* START *

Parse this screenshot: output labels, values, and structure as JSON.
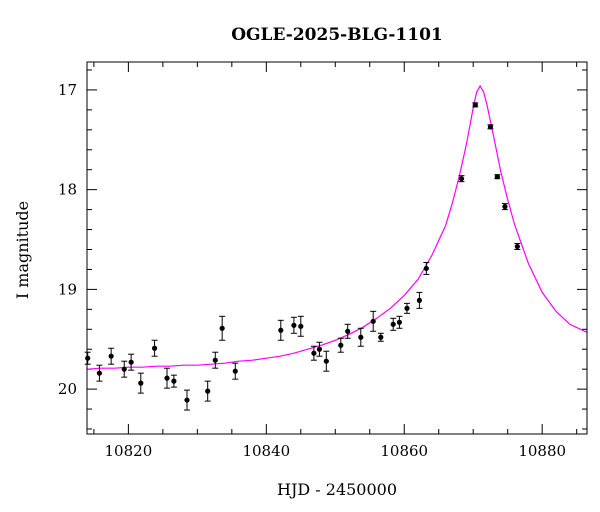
{
  "chart_data": {
    "type": "scatter",
    "title": "OGLE-2025-BLG-1101",
    "xlabel": "HJD - 2450000",
    "ylabel": "I magnitude",
    "xlim": [
      10814,
      10886.5
    ],
    "ylim": [
      20.45,
      16.72
    ],
    "y_inverted": true,
    "x_ticks": [
      10820,
      10840,
      10860,
      10880
    ],
    "y_ticks": [
      17,
      18,
      19,
      20
    ],
    "x_tick_labels": [
      "10820",
      "10840",
      "10860",
      "10880"
    ],
    "y_tick_labels": [
      "17",
      "18",
      "19",
      "20"
    ],
    "grid": false,
    "legend": "none",
    "colors": {
      "points": "#000000",
      "model": "#ff00ff"
    },
    "series": [
      {
        "kind": "points_with_errorbars",
        "x": [
          10814.1,
          10815.8,
          10817.5,
          10819.4,
          10820.4,
          10821.8,
          10823.8,
          10825.6,
          10826.6,
          10828.5,
          10831.5,
          10832.6,
          10833.6,
          10835.5,
          10842.1,
          10844.0,
          10845.0,
          10846.9,
          10847.7,
          10848.7,
          10850.8,
          10851.8,
          10853.7,
          10855.5,
          10856.6,
          10858.4,
          10859.3,
          10860.4,
          10862.2,
          10863.2,
          10868.3,
          10870.3,
          10872.5,
          10873.5,
          10874.6,
          10876.4
        ],
        "y": [
          19.69,
          19.84,
          19.67,
          19.8,
          19.73,
          19.94,
          19.59,
          19.89,
          19.92,
          20.11,
          20.02,
          19.71,
          19.39,
          19.82,
          19.41,
          19.36,
          19.37,
          19.64,
          19.6,
          19.72,
          19.56,
          19.42,
          19.48,
          19.32,
          19.48,
          19.35,
          19.33,
          19.19,
          19.11,
          18.79,
          17.89,
          17.15,
          17.37,
          17.87,
          18.17,
          18.57
        ],
        "yerr": [
          0.06,
          0.08,
          0.08,
          0.08,
          0.08,
          0.1,
          0.08,
          0.1,
          0.06,
          0.1,
          0.1,
          0.08,
          0.12,
          0.08,
          0.1,
          0.08,
          0.1,
          0.07,
          0.07,
          0.1,
          0.07,
          0.07,
          0.09,
          0.1,
          0.04,
          0.06,
          0.06,
          0.05,
          0.08,
          0.06,
          0.03,
          0.02,
          0.02,
          0.02,
          0.03,
          0.03
        ]
      },
      {
        "kind": "model_curve",
        "x": [
          10814,
          10816,
          10818,
          10820,
          10822,
          10824,
          10826,
          10828,
          10830,
          10832,
          10834,
          10836,
          10838,
          10840,
          10842,
          10844,
          10846,
          10848,
          10850,
          10852,
          10854,
          10856,
          10858,
          10860,
          10862,
          10864,
          10866,
          10867,
          10868,
          10869,
          10870,
          10870.5,
          10871,
          10871.5,
          10872,
          10873,
          10874,
          10875,
          10876,
          10878,
          10880,
          10882,
          10884,
          10886.5
        ],
        "y": [
          19.8,
          19.79,
          19.79,
          19.78,
          19.78,
          19.77,
          19.77,
          19.76,
          19.76,
          19.75,
          19.74,
          19.72,
          19.71,
          19.69,
          19.67,
          19.64,
          19.6,
          19.56,
          19.51,
          19.45,
          19.38,
          19.29,
          19.19,
          19.06,
          18.9,
          18.66,
          18.36,
          18.13,
          17.86,
          17.55,
          17.18,
          17.02,
          16.96,
          17.02,
          17.15,
          17.48,
          17.82,
          18.1,
          18.35,
          18.74,
          19.03,
          19.22,
          19.35,
          19.43
        ]
      }
    ]
  }
}
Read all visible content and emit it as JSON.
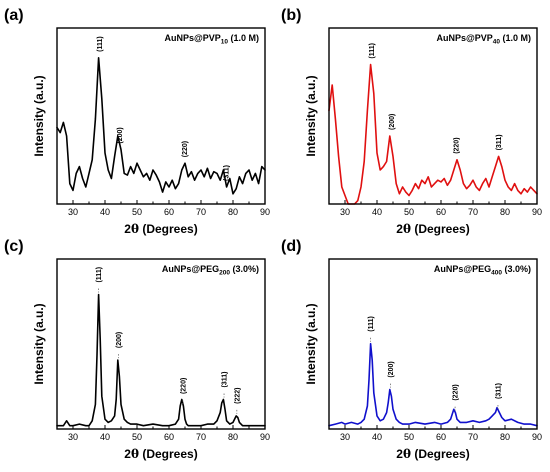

* END *

§ GOAL: Look above for every line with the word "kind" and copy it.

§ THE ANSWER:
        "kind": "points_with_errorbars",
        "kind": "model_curve",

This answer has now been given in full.